What you have to do —
Set out every row from the one containing "series-line-8 [140, 195, 680, 540]" down to the one containing "legend-label-3: 3 [454, 132, 462, 147]", both included, as a JSON list of strings with one string per row and no blank lines.

Task material —
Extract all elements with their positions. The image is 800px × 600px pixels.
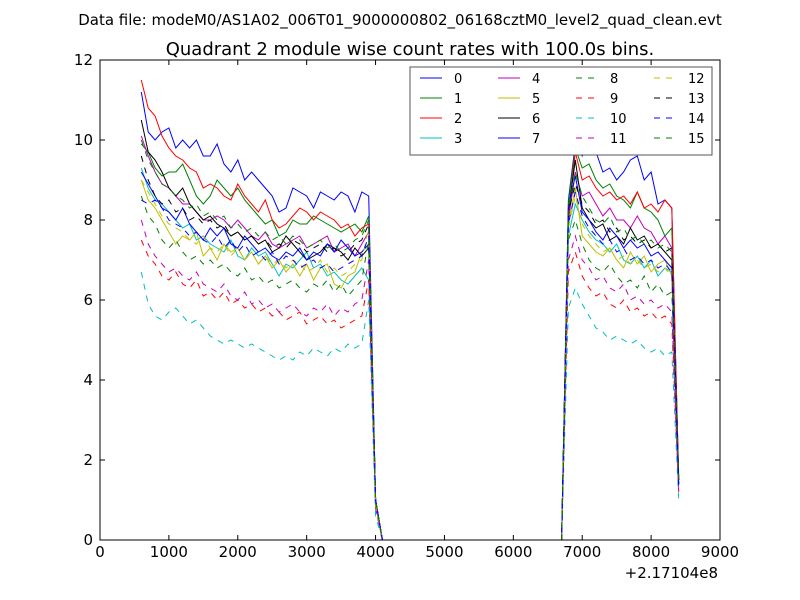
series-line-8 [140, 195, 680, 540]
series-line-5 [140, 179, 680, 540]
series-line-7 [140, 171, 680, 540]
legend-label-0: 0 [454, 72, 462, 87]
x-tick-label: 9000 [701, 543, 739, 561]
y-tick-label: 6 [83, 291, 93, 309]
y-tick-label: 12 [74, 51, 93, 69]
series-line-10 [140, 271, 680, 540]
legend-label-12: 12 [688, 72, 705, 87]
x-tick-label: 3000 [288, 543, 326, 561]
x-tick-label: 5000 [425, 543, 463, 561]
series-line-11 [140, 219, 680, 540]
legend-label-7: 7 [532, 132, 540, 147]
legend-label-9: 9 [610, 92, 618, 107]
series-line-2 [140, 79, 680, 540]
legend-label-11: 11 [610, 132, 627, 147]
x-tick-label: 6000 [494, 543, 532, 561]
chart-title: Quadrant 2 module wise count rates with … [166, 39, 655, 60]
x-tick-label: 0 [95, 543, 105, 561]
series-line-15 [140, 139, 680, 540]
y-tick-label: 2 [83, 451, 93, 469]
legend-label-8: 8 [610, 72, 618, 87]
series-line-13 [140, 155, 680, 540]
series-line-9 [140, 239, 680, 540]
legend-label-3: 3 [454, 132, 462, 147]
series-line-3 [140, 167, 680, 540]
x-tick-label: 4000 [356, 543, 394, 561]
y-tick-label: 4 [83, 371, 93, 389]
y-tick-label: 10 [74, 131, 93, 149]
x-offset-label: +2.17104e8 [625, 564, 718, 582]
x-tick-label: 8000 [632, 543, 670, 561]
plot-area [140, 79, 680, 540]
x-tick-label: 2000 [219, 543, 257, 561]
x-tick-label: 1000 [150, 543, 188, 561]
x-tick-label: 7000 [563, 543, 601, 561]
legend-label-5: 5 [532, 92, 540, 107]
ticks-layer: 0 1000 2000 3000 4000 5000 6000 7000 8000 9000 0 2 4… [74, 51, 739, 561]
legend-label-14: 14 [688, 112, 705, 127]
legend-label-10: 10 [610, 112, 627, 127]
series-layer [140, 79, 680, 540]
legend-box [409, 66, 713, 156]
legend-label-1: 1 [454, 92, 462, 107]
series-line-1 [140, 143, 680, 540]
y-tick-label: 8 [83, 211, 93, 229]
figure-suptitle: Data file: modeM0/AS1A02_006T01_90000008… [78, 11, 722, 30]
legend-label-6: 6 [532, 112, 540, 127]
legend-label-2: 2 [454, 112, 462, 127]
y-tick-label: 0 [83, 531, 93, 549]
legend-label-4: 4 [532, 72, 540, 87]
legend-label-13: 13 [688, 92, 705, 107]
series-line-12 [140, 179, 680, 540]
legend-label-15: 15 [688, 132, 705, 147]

---

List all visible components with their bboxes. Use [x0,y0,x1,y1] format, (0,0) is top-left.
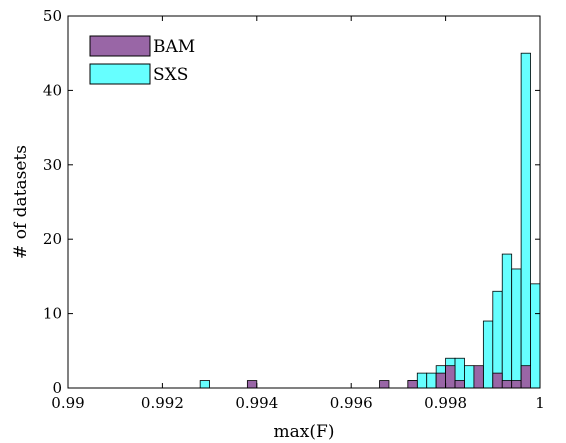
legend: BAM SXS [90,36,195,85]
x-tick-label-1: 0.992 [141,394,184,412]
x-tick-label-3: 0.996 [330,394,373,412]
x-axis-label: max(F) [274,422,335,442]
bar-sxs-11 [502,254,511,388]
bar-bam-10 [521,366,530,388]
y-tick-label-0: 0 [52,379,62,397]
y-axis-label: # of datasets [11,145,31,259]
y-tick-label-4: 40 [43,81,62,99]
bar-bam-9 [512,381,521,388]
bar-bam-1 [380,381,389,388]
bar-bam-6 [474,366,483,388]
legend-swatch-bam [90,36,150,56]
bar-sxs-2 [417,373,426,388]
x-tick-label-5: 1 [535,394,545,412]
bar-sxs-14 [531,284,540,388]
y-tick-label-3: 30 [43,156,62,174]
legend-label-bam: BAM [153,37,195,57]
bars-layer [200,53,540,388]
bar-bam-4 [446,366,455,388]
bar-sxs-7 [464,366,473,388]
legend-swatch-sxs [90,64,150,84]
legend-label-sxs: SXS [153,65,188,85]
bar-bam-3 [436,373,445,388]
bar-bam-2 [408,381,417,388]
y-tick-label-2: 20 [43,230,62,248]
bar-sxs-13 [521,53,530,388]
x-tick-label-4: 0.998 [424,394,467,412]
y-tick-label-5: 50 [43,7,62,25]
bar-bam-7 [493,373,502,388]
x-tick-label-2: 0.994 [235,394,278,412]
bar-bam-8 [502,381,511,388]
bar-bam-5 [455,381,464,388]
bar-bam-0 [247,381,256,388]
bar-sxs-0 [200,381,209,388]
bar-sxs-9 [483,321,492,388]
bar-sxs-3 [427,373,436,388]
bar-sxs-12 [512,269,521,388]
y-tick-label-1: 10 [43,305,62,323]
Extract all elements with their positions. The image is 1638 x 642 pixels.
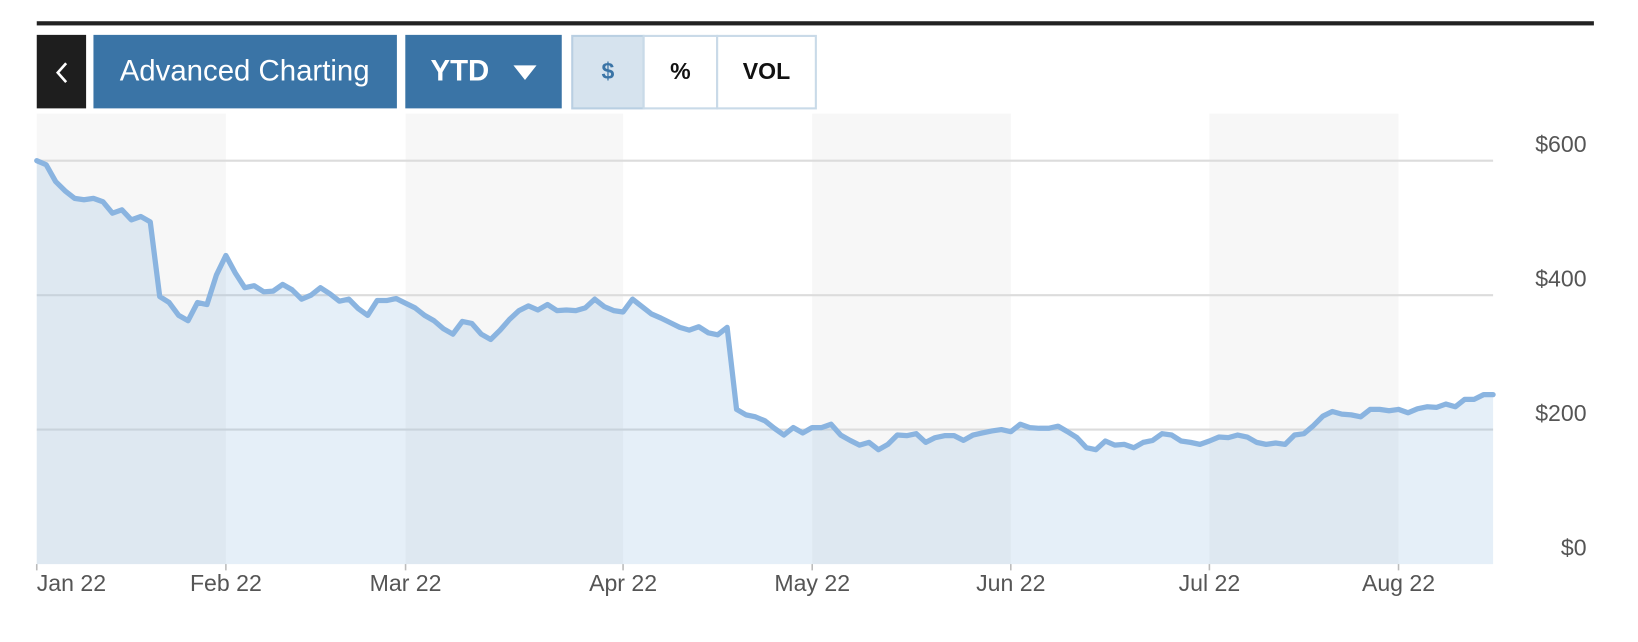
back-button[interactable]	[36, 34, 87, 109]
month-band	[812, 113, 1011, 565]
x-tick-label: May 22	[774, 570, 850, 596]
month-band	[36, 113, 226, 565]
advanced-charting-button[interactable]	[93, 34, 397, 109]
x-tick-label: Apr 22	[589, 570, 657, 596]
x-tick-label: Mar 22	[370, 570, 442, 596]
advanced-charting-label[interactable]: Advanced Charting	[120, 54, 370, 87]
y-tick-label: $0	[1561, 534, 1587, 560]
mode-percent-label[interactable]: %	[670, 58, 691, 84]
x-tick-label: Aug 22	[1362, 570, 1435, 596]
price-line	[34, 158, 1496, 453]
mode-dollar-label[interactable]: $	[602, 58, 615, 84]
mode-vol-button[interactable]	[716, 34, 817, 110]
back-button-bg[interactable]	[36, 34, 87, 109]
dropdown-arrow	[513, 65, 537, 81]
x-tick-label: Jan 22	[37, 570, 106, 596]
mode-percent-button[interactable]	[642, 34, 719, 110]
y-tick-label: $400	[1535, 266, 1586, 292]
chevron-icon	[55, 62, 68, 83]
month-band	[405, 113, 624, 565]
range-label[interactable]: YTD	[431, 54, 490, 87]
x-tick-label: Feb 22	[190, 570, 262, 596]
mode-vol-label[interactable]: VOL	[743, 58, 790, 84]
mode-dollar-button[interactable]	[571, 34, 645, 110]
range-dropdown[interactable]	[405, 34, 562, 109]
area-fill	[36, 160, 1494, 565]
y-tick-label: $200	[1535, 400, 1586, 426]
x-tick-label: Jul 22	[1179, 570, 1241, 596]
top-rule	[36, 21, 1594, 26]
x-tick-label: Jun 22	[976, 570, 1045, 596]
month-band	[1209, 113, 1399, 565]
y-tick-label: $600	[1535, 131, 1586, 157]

Response —
[
  "series-line-8 [140, 195, 680, 540]",
  "series-line-5 [140, 179, 680, 540]",
  "series-line-7 [140, 171, 680, 540]",
  "legend-label-0: 0 [454, 72, 462, 87]",
  "x-tick-label: 9000 [701, 543, 739, 561]",
  "y-tick-label: 6 [83, 291, 93, 309]",
  "y-tick-label: 12 [74, 51, 93, 69]",
  "series-line-10 [140, 271, 680, 540]",
  "legend-label-12: 12 [688, 72, 705, 87]",
  "x-tick-label: 3000 [288, 543, 326, 561]",
  "x-tick-label: 5000 [425, 543, 463, 561]",
  "series-line-11 [140, 219, 680, 540]",
  "legend-label-7: 7 [532, 132, 540, 147]",
  "legend-label-9: 9 [610, 92, 618, 107]",
  "series-line-2 [140, 79, 680, 540]",
  "legend-label-11: 11 [610, 132, 627, 147]",
  "x-tick-label: 6000 [494, 543, 532, 561]",
  "chart-title: Quadrant 2 module wise count rates with … [166, 39, 655, 60]",
  "x-tick-label: 0 [95, 543, 105, 561]",
  "series-line-15 [140, 139, 680, 540]",
  "y-tick-label: 2 [83, 451, 93, 469]",
  "legend-label-8: 8 [610, 72, 618, 87]",
  "series-line-13 [140, 155, 680, 540]",
  "series-line-9 [140, 239, 680, 540]",
  "legend-label-3: 3 [454, 132, 462, 147]"
]